• _Exercises_:
1 - In the grid computing text, shorten the paragraph that begins "Though the concept isn't new" into a short bulleted list that keeps its main facts.
2 - According to the grid computing text, what types of people are still working on its standards and protocols? Name every type.
3 - Carry the grid computing text forward, picking up right after its final sentence.

• _Text shown_:
========================================================================
At its most basic level, grid computing is a computer network in which each computer's resources are shared with every other computer in the system. Processing power, memory and data storage are all community resources that authorized users can tap into and leverage for specific tasks. A grid computing system can be as simple as a collection of similar computers running on the same operating system or as complex as inter-networked systems comprised of every computer platform you can think of.
The grid computing concept isn't a new one. It's a special kind of distributed computing. In distributed computing, different computers within the same network share one or more resources. In the ideal grid computing system, every resource is shared, turning a computer network into a powerful supercomputer. With the right user interface, accessing a grid computing system would look no different than accessing a local machine's resources. Every authorized computer would have access to enormous processing power and storage capacity.
Though the concept isn't new, it's also not yet perfected. Computer scientists, programmers and engineers are still working on creating, establishing and implementing standards and protocols. Right now, many existing grid computer systems rely on proprietary software and tools. Once people agree upon a reliable set of standards and protocols, it will be easier and more efficient for organizations to adopt the grid computing model.

Grid Computing Overview

Grid computing systems work on the principle of pooled resources. Let's say you and a couple of friends decide to go on a camping trip. You own a large tent, so you've volunteered to share it with the others. One of your friends offers to bring food and another says he'll drive the whole group up in his SUV. Once on the trip, the three of you share your knowledge and skills to make the trip fun and comfortable. If you had made the trip on your own, you would need more time to assemble the resources you'd need and you probably would have had to work a lot harder on the trip itself.
========================================================================
• _Data extract_:
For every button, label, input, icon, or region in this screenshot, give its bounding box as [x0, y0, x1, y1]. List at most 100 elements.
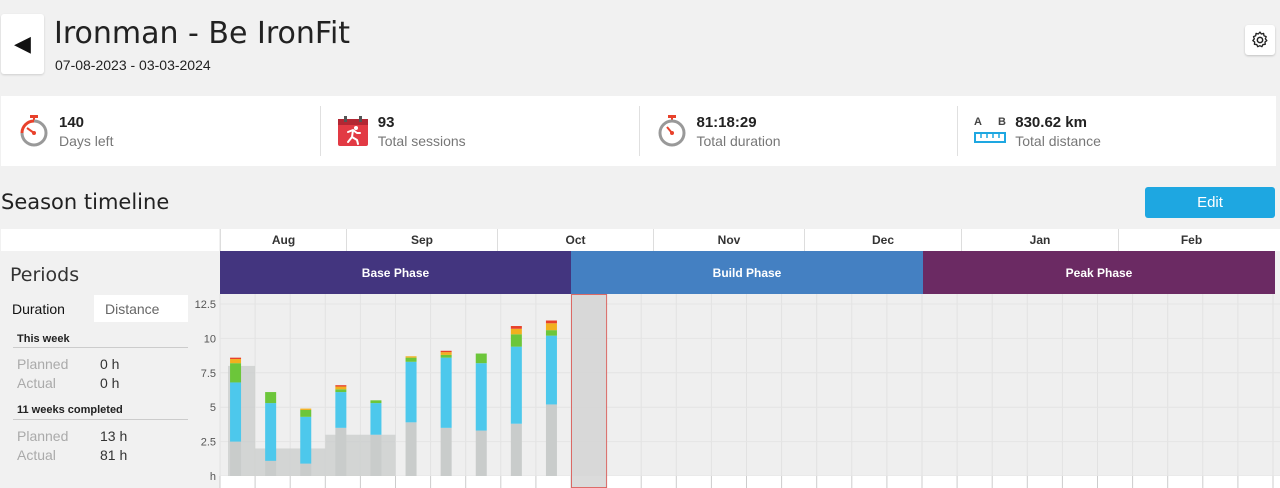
========================================================================
• _Exercise results_:
1 -
- Grid computing is not a new idea, but it is not yet perfected.
- Computer scientists, programmers and engineers are still creating, establishing and implementing standards and protocols.
- Many current grid systems depend on proprietary software and tools.
- Once a reliable set of standards and protocols is agreed on, organizations will find it easier and more efficient to adopt grid computing.

2 -
- Computer scientists
- Programmers
- Engineers

3 -
A grid computing system uses that same concept: share the load across multiple computers to complete tasks more efficiently and quickly. Before going too much further, let's take a quick look at a computer's resources:
  • Central processing unit (CPU): A CPU is a microprocessor that performs mathematical operations and directs data to different memory locations. Computers can have more than one CPU.
  • Memory: In general, a computer's memory is a kind of temporary electronic storage. Memory keeps relevant data close at hand for the microprocessor. Without memory, the microprocessor would have to search and retrieve data from a more permanent storage device such as a hard disk drive.
  • Storage: In grid computing terms, storage refers to permanent data storage devices like hard disk drives or databases.
Normally, a computer can only operate within the limitations of its own resources. There's an upper limit to how fast it can complete an operation or how much information it can store. Most computers are upgradeable, which means it's possible to add more power or capacity to a single computer, but that's still just an incremental increase in performance.
Grid computing systems link computer resources together in a way that lets someone use one computer to access and leverage the collected power of all the computers in the system. To the individual user, it's as if the user's computer has transformed into a supercomputer.

Grid Computing Lexicon

Reading about grid computing can get very confusing if you don't know the lingo. Here's a quick rundown on some of the terms you might encounter when discussing grid computing:
  • Cluster: A group of networked computers sharing the same set of resources.
  • Extensible Markup Language (XML): A computer language that describes other data and is readable by computers. Control nodes (a node is any device connected to a network that can transmit, receive and reroute data) rely on XML languages like the Web Services Description Language (WSDL). The information in these languages tells the control node how to handle data and applications.
  • Hubs: A point within a network where various devices connect with one another.
  • Integrated Development Environment (IDE): The tools and facilities computer programmers need to create applications for a platform. The term for an application testing ground is sandbox.
  • Interoperability: The ability for software to operate within completely different environments. For example, a computer network might include both PCs and Macintosh computers. Without interoperable software, these computers wouldn't be able to work together because of their different operating systems and architecture.
  • Open standards: A technique of creating publically available standards. Unlike proprietary standards, which can belong exclusively to a single entity, anyone can adopt and use an open standard. Applications based on the same open standards are easier to integrate than ones built on different proprietary standards.
  • Parallel processing: Using multiple CPUs to solve a single computational problem. This is closely related to shared computing, which leverages untapped resources on a network to achieve a task.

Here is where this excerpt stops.